__WORK REQUIRED__
Quote the data below in full, please, without altering anything.

__DATA ROWS__

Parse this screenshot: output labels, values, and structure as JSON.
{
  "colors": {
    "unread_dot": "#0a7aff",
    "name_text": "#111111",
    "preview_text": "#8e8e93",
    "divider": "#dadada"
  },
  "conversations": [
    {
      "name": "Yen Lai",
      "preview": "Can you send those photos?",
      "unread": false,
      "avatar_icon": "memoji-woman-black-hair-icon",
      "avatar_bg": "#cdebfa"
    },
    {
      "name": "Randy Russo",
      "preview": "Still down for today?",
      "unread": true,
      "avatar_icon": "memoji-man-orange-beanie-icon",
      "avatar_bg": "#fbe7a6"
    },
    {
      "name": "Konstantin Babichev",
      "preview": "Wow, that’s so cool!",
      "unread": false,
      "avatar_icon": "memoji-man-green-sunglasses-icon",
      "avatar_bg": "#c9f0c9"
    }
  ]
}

__REPLY__
Parse this screenshot: output labels, values, and structure as JSON.
{
  "colors": {
    "unread_dot": "#0a7aff",
    "name_text": "#111111",
    "preview_text": "#8e8e93",
    "divider": "#dadada"
  },
  "conversations": [
    {
      "name": "Yen Lai",
      "preview": "Can you send those photos?",
      "unread": false,
      "avatar_icon": "memoji-woman-black-hair-icon",
      "avatar_bg": "#cdebfa"
    },
    {
      "name": "Randy Russo",
      "preview": "Still down for today?",
      "unread": true,
      "avatar_icon": "memoji-man-orange-beanie-icon",
      "avatar_bg": "#fbe7a6"
    },
    {
      "name": "Konstantin Babichev",
      "preview": "Wow, that’s so cool!",
      "unread": false,
      "avatar_icon": "memoji-man-green-sunglasses-icon",
      "avatar_bg": "#c9f0c9"
    }
  ]
}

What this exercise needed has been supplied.